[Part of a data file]
━━━━━━━━━━━━━━━━━━━━━━━━━━━━━━

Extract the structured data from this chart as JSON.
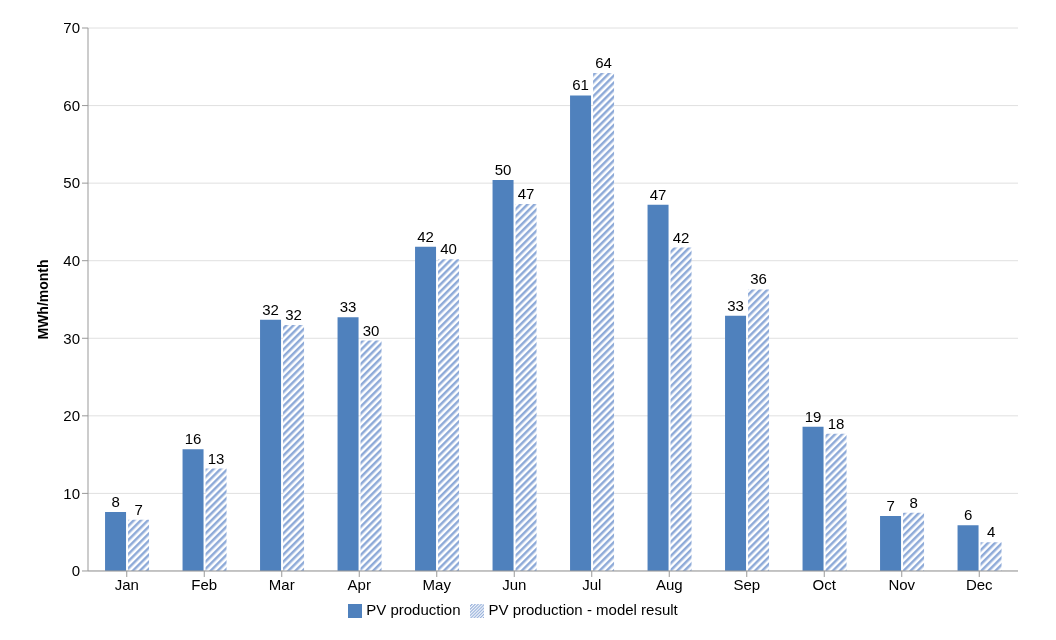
{
  "chart_data": {
    "type": "bar",
    "ylabel": "MWh/month",
    "categories": [
      "Jan",
      "Feb",
      "Mar",
      "Apr",
      "May",
      "Jun",
      "Jul",
      "Aug",
      "Sep",
      "Oct",
      "Nov",
      "Dec"
    ],
    "series": [
      {
        "name": "PV production",
        "color": "#4f81bd",
        "values": [
          7.6,
          15.7,
          32.4,
          32.7,
          41.8,
          50.4,
          61.3,
          47.2,
          32.9,
          18.6,
          7.1,
          5.9
        ],
        "value_labels": [
          "8",
          "16",
          "32",
          "33",
          "42",
          "50",
          "61",
          "47",
          "33",
          "19",
          "7",
          "6"
        ]
      },
      {
        "name": "PV production - model result",
        "color": "#8eaad8",
        "values": [
          6.6,
          13.2,
          31.7,
          29.7,
          40.2,
          47.3,
          64.2,
          41.7,
          36.3,
          17.7,
          7.5,
          3.7
        ],
        "value_labels": [
          "7",
          "13",
          "32",
          "30",
          "40",
          "47",
          "64",
          "42",
          "36",
          "18",
          "8",
          "4"
        ]
      }
    ],
    "ylim": [
      0,
      70
    ],
    "yticks": [
      0,
      10,
      20,
      30,
      40,
      50,
      60,
      70
    ],
    "grid": "y",
    "legend": "bottom"
  }
}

━━━━━━━━━━━━━━━━━━━━━━━━━━━━━━

AIM OF THE TASK> Count how many lines above contain the word "name". Reply with the number alone.

COMPLETED EXERCISE> 2